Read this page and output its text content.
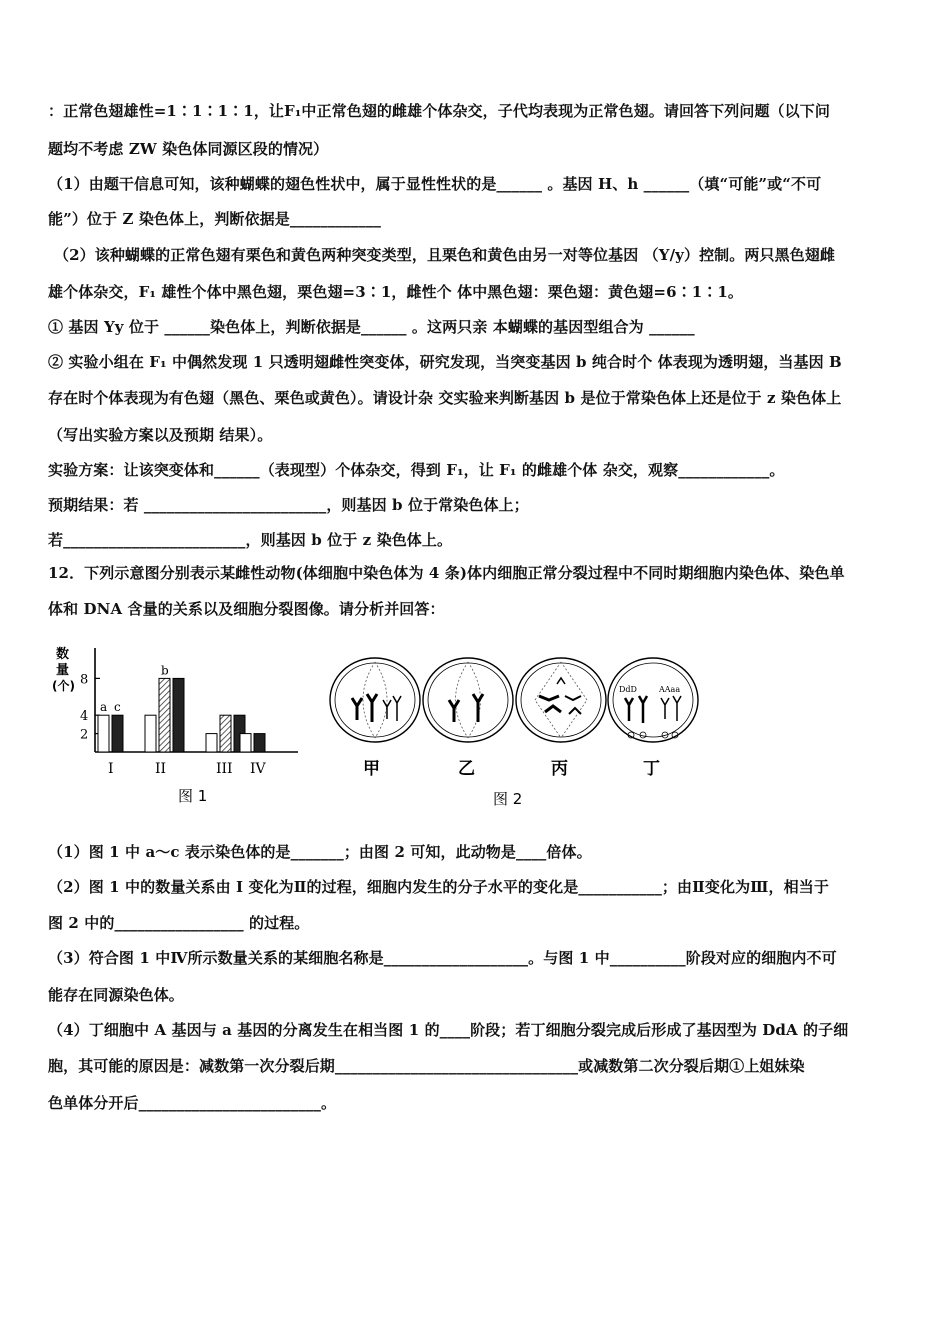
：正常色翅雄性=1∶1∶1∶1，让F₁中正常色翅的雌雄个体杂交，子代均表现为正常色翅。请回答下列问题（以下问
题均不考虑 ZW 染色体同源区段的情况）
（1）由题干信息可知，该种蝴蝶的翅色性状中，属于显性性状的是______ 。基因 H、h ______（填“可能”或“不可
能”）位于 Z 染色体上，判断依据是____________
（2）该种蝴蝶的正常色翅有栗色和黄色两种突变类型，且栗色和黄色由另一对等位基因 （Y/y）控制。两只黑色翅雌
雄个体杂交，F₁ 雄性个体中黑色翅，栗色翅=3∶1，雌性个 体中黑色翅：栗色翅：黄色翅=6∶1∶1。
① 基因 Yy 位于 ______染色体上，判断依据是______ 。这两只亲 本蝴蝶的基因型组合为 ______
② 实验小组在 F₁ 中偶然发现 1 只透明翅雌性突变体，研究发现，当突变基因 b 纯合时个 体表现为透明翅，当基因 B
存在时个体表现为有色翅（黑色、栗色或黄色）。请设计杂 交实验来判断基因 b 是位于常染色体上还是位于 z 染色体上
（写出实验方案以及预期 结果）。
实验方案：让该突变体和______（表现型）个体杂交，得到 F₁，让 F₁ 的雌雄个体 杂交，观察____________。
预期结果：若 ________________________，则基因 b 位于常染色体上；
若________________________，则基因 b 位于 z 染色体上。
12．下列示意图分别表示某雌性动物(体细胞中染色体为 4 条)体内细胞正常分裂过程中不同时期细胞内染色体、染色单
体和 DNA 含量的关系以及细胞分裂图像。请分析并回答：
数
量
(个)
2
4
8
a c
b
I	II	III IV
图 1
DdD	AAaa
甲	乙	丙	丁
图 2
（1）图 1 中 a～c 表示染色体的是_______；由图 2 可知，此动物是____倍体。
（2）图 1 中的数量关系由 I 变化为Ⅱ的过程，细胞内发生的分子水平的变化是___________；由Ⅱ变化为Ⅲ，相当于
图 2 中的_________________ 的过程。
（3）符合图 1 中Ⅳ所示数量关系的某细胞名称是___________________。与图 1 中__________阶段对应的细胞内不可
能存在同源染色体。
（4）丁细胞中 A 基因与 a 基因的分离发生在相当图 1 的____阶段；若丁细胞分裂完成后形成了基因型为 DdA 的子细
胞，其可能的原因是：减数第一次分裂后期________________________________或减数第二次分裂后期①上姐妹染
色单体分开后________________________。
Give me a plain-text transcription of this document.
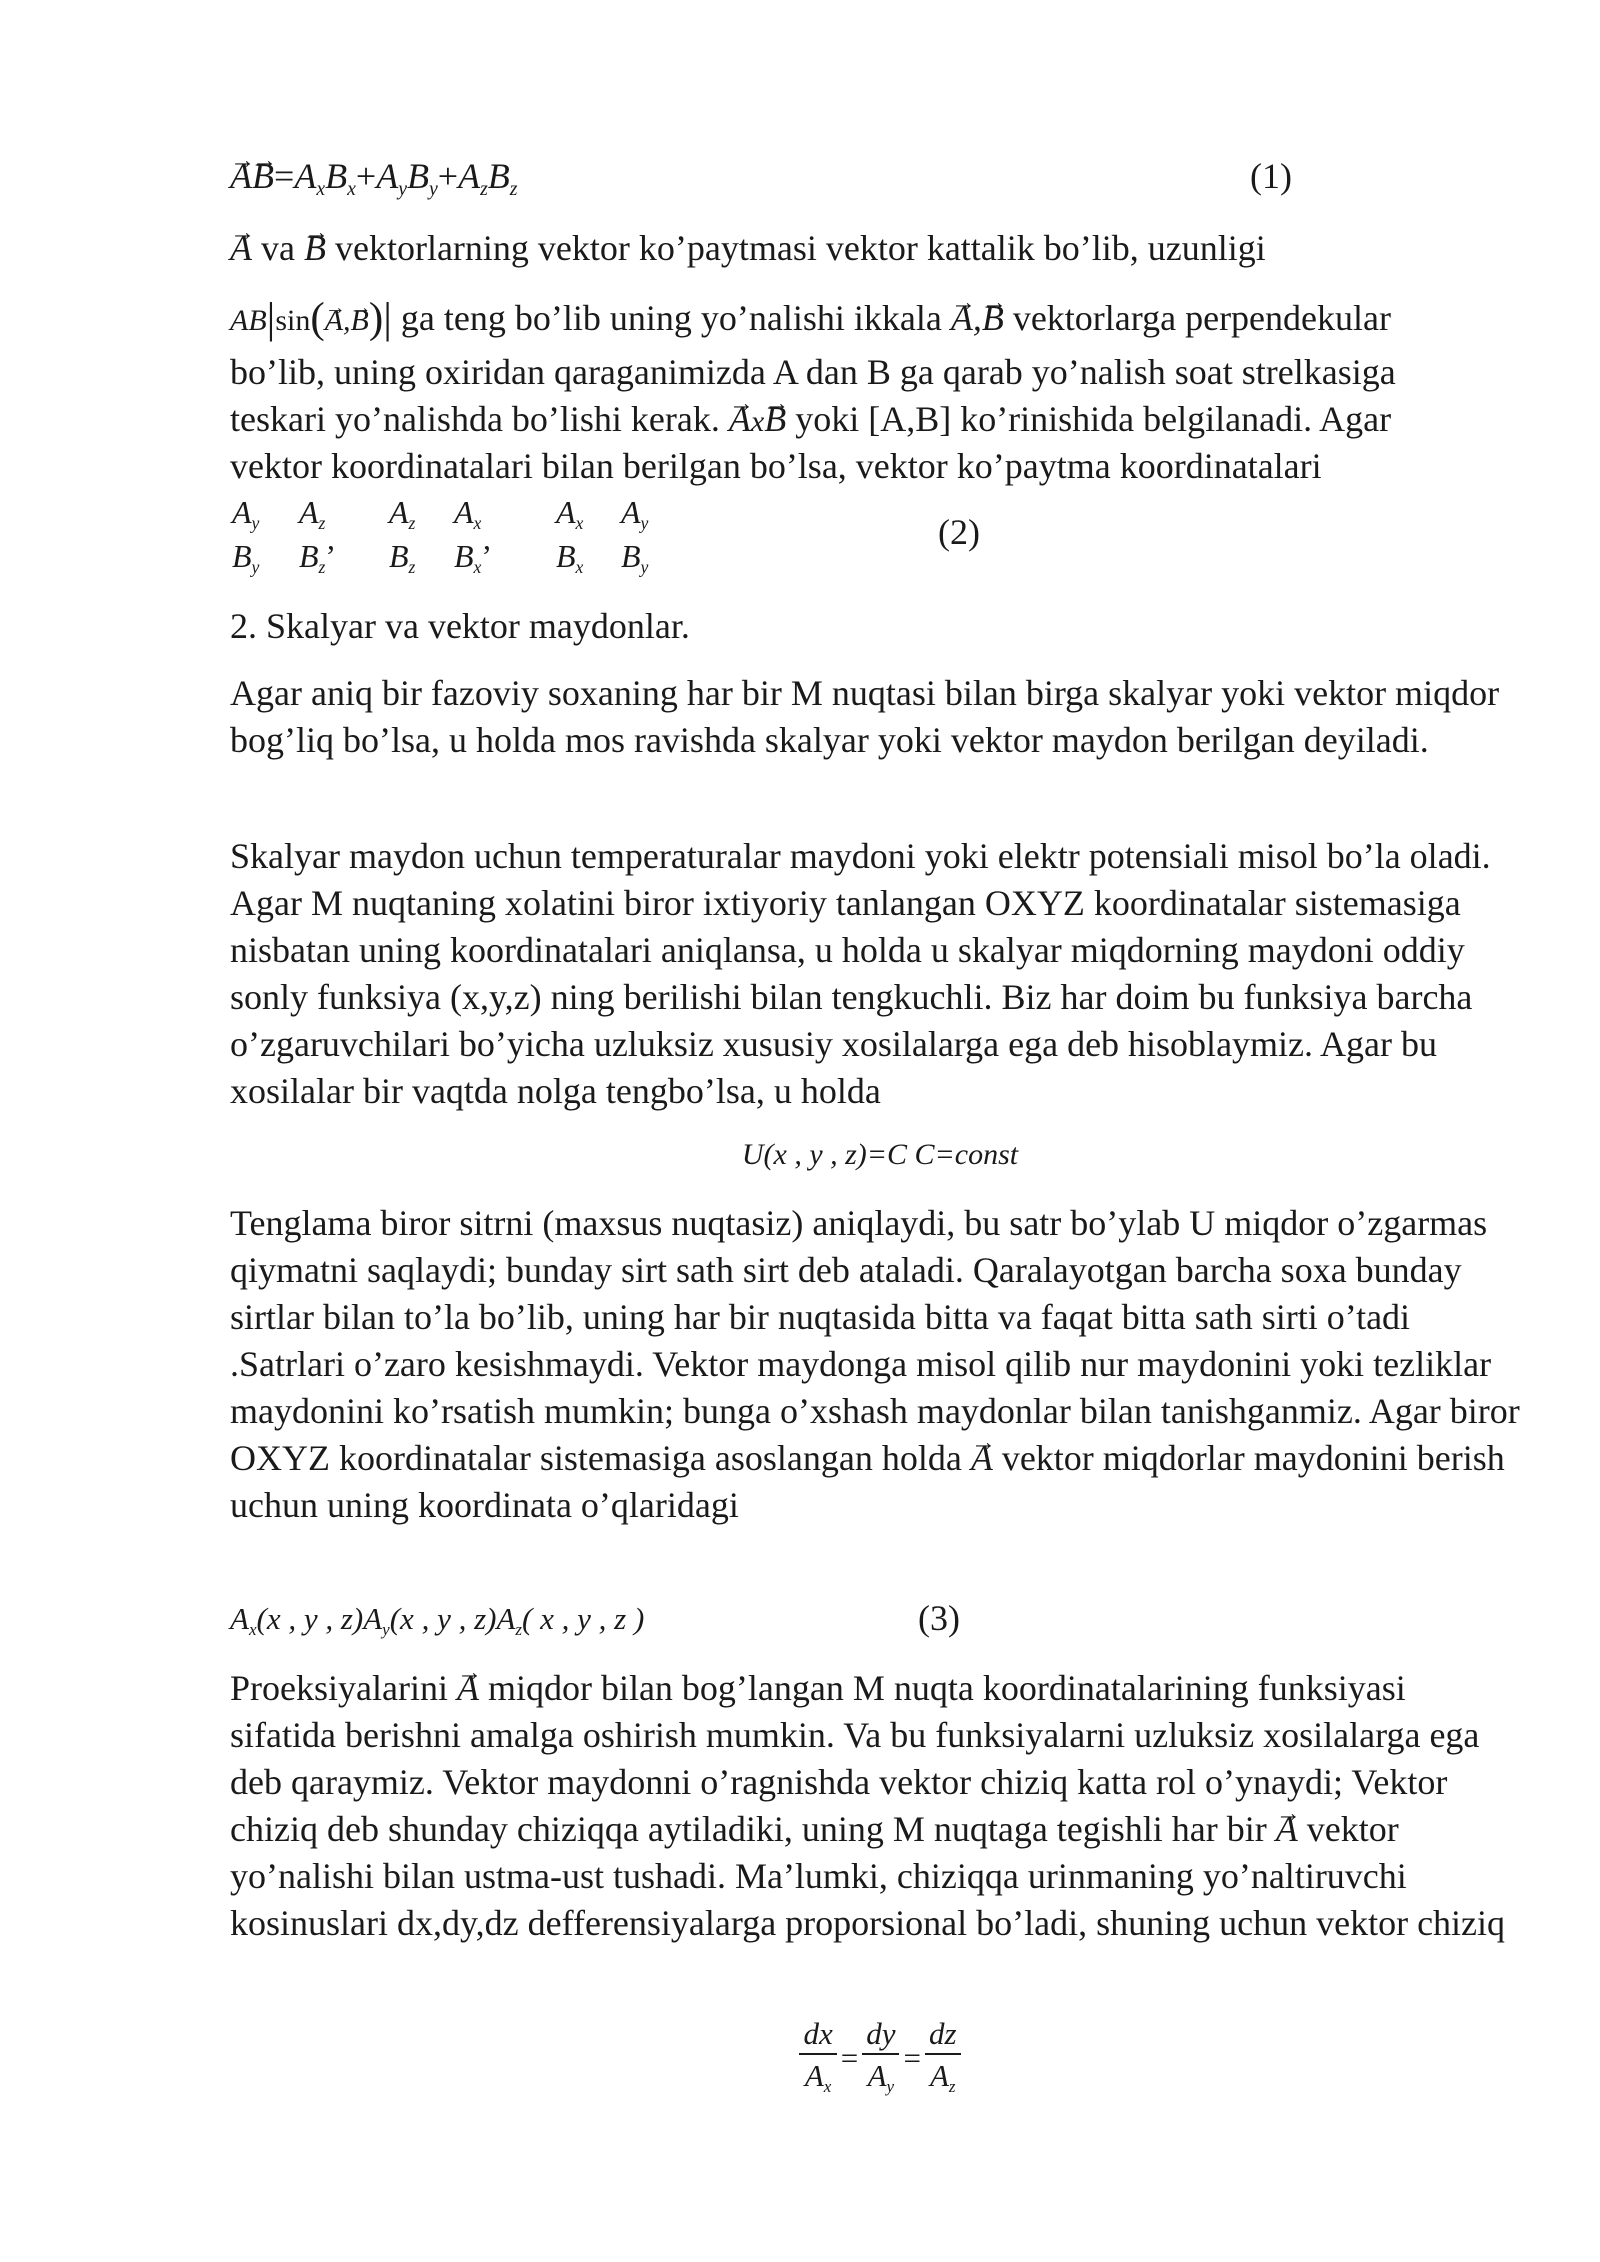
→ $A\to B=A_xB_x+A_yB_y+A_zB_z$	(1)
→ A va → B vektorlarning vektor ko’paytmasi vektor kattalik bo’lib, uzunligi
AB|sin(→ A,→ B)| ga teng bo’lib uning yo’nalishi ikkala → A,→ B vektorlarga perpendekular
bo’lib, uning oxiridan qaraganimizda A dan B ga qarab yo’nalish soat strelkasiga
teskari yo’nalishda bo’lishi kerak. → Ax→ B yoki [A,B] ko’rinishida belgilanadi. Agar
vektor koordinatalari bilan berilgan bo’lsa, vektor ko’paytma koordinatalari
$A_y$ $A_z$ $A_z$ $A_x$ $A_x$ $A_y$
$B_y$ $B_z$’ $B_z$ $B_x$’ $B_x$ $B_y$
(2)
2. Skalyar va vektor maydonlar.

Agar aniq bir fazoviy soxaning har bir M nuqtasi bilan birga skalyar yoki vektor miqdor bog’liq bo’lsa, u holda mos ravishda skalyar yoki vektor maydon berilgan deyiladi.

Skalyar maydon uchun temperaturalar maydoni yoki elektr potensiali misol bo’la oladi. Agar M nuqtaning xolatini biror ixtiyoriy tanlangan OXYZ koordinatalar sistemasiga nisbatan uning koordinatalari aniqlansa, u holda u skalyar miqdorning maydoni oddiy sonly funksiya (x,y,z) ning berilishi bilan tengkuchli. Biz har doim bu funksiya barcha o’zgaruvchilari bo’yicha uzluksiz xususiy xosilalarga ega deb hisoblaymiz. Agar bu xosilalar bir vaqtda nolga tengbo’lsa, u holda

U(x , y , z)=C C=const

Tenglama biror sitrni (maxsus nuqtasiz) aniqlaydi, bu satr bo’ylab U miqdor o’zgarmas qiymatni saqlaydi; bunday sirt sath sirt deb ataladi. Qaralayotgan barcha soxa bunday sirtlar bilan to’la bo’lib, uning har bir nuqtasida bitta va faqat bitta sath sirti o’tadi .Satrlari o’zaro kesishmaydi. Vektor maydonga misol qilib nur maydonini yoki tezliklar maydonini ko’rsatish mumkin; bunga o’xshash maydonlar bilan tanishganmiz. Agar biror OXYZ koordinatalar sistemasiga asoslangan holda → A vektor miqdorlar maydonini berish uchun uning koordinata o’qlaridagi

$A_x(x$ , y , $z)A_y(x$ , y , $z)A_z$( x , y , z )	(3)

Proeksiyalarini → A miqdor bilan bog’langan M nuqta koordinatalarining funksiyasi sifatida berishni amalga oshirish mumkin. Va bu funksiyalarni uzluksiz xosilalarga ega deb qaraymiz. Vektor maydonni o’ragnishda vektor chiziq katta rol o’ynaydi; Vektor chiziq deb shunday chiziqqa aytiladiki, uning M nuqtaga tegishli har bir → A vektor yo’nalishi bilan ustma-ust tushadi. Ma’lumki, chiziqqa urinmaning yo’naltiruvchi kosinuslari dx,dy,dz defferensiyalarga proporsional bo’ladi, shuning uchun vektor chiziq

$\frac{dx}{A_x} = \frac{dy}{A_y} = \frac{dz}{A_z}$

• Required task: Every entry above should be duplicated exactly. Do not include the images.

• Expected answer:
Read this page and output its text content.
：正常色翅雄性=1∶1∶1∶1，让F₁中正常色翅的雌雄个体杂交，子代均表现为正常色翅。请回答下列问题（以下问
题均不考虑 ZW 染色体同源区段的情况）
（1）由题干信息可知，该种蝴蝶的翅色性状中，属于显性性状的是______ 。基因 H、h ______（填“可能”或“不可
能”）位于 Z 染色体上，判断依据是____________
（2）该种蝴蝶的正常色翅有栗色和黄色两种突变类型，且栗色和黄色由另一对等位基因 （Y/y）控制。两只黑色翅雌
雄个体杂交，F₁ 雄性个体中黑色翅，栗色翅=3∶1，雌性个 体中黑色翅：栗色翅：黄色翅=6∶1∶1。
① 基因 Yy 位于 ______染色体上，判断依据是______ 。这两只亲 本蝴蝶的基因型组合为 ______
② 实验小组在 F₁ 中偶然发现 1 只透明翅雌性突变体，研究发现，当突变基因 b 纯合时个 体表现为透明翅，当基因 B
存在时个体表现为有色翅（黑色、栗色或黄色）。请设计杂 交实验来判断基因 b 是位于常染色体上还是位于 z 染色体上
（写出实验方案以及预期 结果）。
实验方案：让该突变体和______（表现型）个体杂交，得到 F₁，让 F₁ 的雌雄个体 杂交，观察____________。
预期结果：若 ________________________，则基因 b 位于常染色体上；
若________________________，则基因 b 位于 z 染色体上。
12．下列示意图分别表示某雌性动物(体细胞中染色体为 4 条)体内细胞正常分裂过程中不同时期细胞内染色体、染色单
体和 DNA 含量的关系以及细胞分裂图像。请分析并回答：
数
量
(个)
2
4
8
a c
b
I	II	III IV
图 1
DdD	AAaa
甲	乙	丙	丁
图 2
（1）图 1 中 a～c 表示染色体的是_______；由图 2 可知，此动物是____倍体。
（2）图 1 中的数量关系由 I 变化为Ⅱ的过程，细胞内发生的分子水平的变化是___________；由Ⅱ变化为Ⅲ，相当于
图 2 中的_________________ 的过程。
（3）符合图 1 中Ⅳ所示数量关系的某细胞名称是___________________。与图 1 中__________阶段对应的细胞内不可
能存在同源染色体。
（4）丁细胞中 A 基因与 a 基因的分离发生在相当图 1 的____阶段；若丁细胞分裂完成后形成了基因型为 DdA 的子细
胞，其可能的原因是：减数第一次分裂后期________________________________或减数第二次分裂后期①上姐妹染
色单体分开后________________________。
Give me a plain-text transcription of this document.
→ $A\to B=A_xB_x+A_yB_y+A_zB_z$	(1)
→ A va → B vektorlarning vektor ko’paytmasi vektor kattalik bo’lib, uzunligi
AB|sin(→ A,→ B)| ga teng bo’lib uning yo’nalishi ikkala → A,→ B vektorlarga perpendekular
bo’lib, uning oxiridan qaraganimizda A dan B ga qarab yo’nalish soat strelkasiga
teskari yo’nalishda bo’lishi kerak. → Ax→ B yoki [A,B] ko’rinishida belgilanadi. Agar
vektor koordinatalari bilan berilgan bo’lsa, vektor ko’paytma koordinatalari
$A_y$ $A_z$ $A_z$ $A_x$ $A_x$ $A_y$
$B_y$ $B_z$’ $B_z$ $B_x$’ $B_x$ $B_y$
(2)
2. Skalyar va vektor maydonlar.

Agar aniq bir fazoviy soxaning har bir M nuqtasi bilan birga skalyar yoki vektor miqdor bog’liq bo’lsa, u holda mos ravishda skalyar yoki vektor maydon berilgan deyiladi.

Skalyar maydon uchun temperaturalar maydoni yoki elektr potensiali misol bo’la oladi. Agar M nuqtaning xolatini biror ixtiyoriy tanlangan OXYZ koordinatalar sistemasiga nisbatan uning koordinatalari aniqlansa, u holda u skalyar miqdorning maydoni oddiy sonly funksiya (x,y,z) ning berilishi bilan tengkuchli. Biz har doim bu funksiya barcha o’zgaruvchilari bo’yicha uzluksiz xususiy xosilalarga ega deb hisoblaymiz. Agar bu xosilalar bir vaqtda nolga tengbo’lsa, u holda

U(x , y , z)=C C=const

Tenglama biror sitrni (maxsus nuqtasiz) aniqlaydi, bu satr bo’ylab U miqdor o’zgarmas qiymatni saqlaydi; bunday sirt sath sirt deb ataladi. Qaralayotgan barcha soxa bunday sirtlar bilan to’la bo’lib, uning har bir nuqtasida bitta va faqat bitta sath sirti o’tadi .Satrlari o’zaro kesishmaydi. Vektor maydonga misol qilib nur maydonini yoki tezliklar maydonini ko’rsatish mumkin; bunga o’xshash maydonlar bilan tanishganmiz. Agar biror OXYZ koordinatalar sistemasiga asoslangan holda → A vektor miqdorlar maydonini berish uchun uning koordinata o’qlaridagi

$A_x(x$ , y , $z)A_y(x$ , y , $z)A_z$( x , y , z )	(3)

Proeksiyalarini → A miqdor bilan bog’langan M nuqta koordinatalarining funksiyasi sifatida berishni amalga oshirish mumkin. Va bu funksiyalarni uzluksiz xosilalarga ega deb qaraymiz. Vektor maydonni o’ragnishda vektor chiziq katta rol o’ynaydi; Vektor chiziq deb shunday chiziqqa aytiladiki, uning M nuqtaga tegishli har bir → A vektor yo’nalishi bilan ustma-ust tushadi. Ma’lumki, chiziqqa urinmaning yo’naltiruvchi kosinuslari dx,dy,dz defferensiyalarga proporsional bo’ladi, shuning uchun vektor chiziq

$\frac{dx}{A_x} = \frac{dy}{A_y} = \frac{dz}{A_z}$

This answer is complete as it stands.